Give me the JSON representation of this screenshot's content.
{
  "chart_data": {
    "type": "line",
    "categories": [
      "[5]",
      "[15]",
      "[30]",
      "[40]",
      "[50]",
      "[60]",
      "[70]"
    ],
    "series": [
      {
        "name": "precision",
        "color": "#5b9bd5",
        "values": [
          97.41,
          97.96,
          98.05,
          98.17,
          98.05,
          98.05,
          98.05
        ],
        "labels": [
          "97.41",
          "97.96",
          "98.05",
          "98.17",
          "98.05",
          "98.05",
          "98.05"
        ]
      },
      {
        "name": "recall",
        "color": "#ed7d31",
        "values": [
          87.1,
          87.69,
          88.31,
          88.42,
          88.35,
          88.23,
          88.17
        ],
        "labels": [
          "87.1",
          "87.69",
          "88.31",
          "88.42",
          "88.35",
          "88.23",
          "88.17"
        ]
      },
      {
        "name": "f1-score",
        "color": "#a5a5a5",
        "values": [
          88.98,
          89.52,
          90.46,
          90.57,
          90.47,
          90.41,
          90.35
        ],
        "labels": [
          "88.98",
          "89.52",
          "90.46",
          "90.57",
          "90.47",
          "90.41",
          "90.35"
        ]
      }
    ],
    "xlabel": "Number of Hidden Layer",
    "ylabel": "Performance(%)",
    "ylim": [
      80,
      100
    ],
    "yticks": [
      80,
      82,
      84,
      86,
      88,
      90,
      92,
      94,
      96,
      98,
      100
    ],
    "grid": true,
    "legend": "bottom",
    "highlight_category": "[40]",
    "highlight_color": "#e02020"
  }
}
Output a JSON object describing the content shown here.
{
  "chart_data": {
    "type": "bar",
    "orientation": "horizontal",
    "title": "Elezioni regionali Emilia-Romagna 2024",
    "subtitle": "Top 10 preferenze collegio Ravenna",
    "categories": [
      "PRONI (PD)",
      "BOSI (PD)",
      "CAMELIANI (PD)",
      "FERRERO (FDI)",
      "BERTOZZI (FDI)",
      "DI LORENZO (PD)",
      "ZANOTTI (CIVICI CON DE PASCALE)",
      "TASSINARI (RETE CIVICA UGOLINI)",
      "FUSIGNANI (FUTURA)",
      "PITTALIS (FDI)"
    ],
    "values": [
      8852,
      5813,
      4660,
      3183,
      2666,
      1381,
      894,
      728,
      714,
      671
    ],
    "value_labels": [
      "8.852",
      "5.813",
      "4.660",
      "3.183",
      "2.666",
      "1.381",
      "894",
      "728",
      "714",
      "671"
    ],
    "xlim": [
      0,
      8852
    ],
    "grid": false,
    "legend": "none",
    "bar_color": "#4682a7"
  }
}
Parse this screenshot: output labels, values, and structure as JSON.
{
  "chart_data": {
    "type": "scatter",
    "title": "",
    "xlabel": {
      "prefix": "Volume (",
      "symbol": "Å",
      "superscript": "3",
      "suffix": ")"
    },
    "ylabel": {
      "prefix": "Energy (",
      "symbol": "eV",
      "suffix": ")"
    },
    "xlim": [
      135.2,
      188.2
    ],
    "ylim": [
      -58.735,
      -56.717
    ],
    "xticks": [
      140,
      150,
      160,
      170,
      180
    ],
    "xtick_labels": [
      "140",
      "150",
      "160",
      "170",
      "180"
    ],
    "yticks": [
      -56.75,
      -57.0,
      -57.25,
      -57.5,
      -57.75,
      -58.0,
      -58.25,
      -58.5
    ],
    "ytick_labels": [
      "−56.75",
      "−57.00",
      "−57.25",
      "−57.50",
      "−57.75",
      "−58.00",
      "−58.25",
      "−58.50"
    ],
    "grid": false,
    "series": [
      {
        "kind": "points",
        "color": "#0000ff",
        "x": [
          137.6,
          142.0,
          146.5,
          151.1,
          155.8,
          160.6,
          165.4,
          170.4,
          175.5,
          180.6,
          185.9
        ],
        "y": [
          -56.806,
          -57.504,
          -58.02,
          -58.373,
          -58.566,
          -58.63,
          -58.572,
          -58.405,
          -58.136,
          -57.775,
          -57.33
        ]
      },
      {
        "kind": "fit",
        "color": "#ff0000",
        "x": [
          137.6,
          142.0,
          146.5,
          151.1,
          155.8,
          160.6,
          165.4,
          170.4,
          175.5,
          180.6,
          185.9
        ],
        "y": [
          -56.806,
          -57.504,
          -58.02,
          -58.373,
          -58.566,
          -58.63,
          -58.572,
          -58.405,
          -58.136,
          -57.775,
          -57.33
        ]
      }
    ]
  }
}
:::::
◆ REQUIREMENT
In the records above, find the lines containing "name" and copy them.

◆ SOLVED EXERCISE
        "name": "precision",
        "name": "recall",
        "name": "f1-score",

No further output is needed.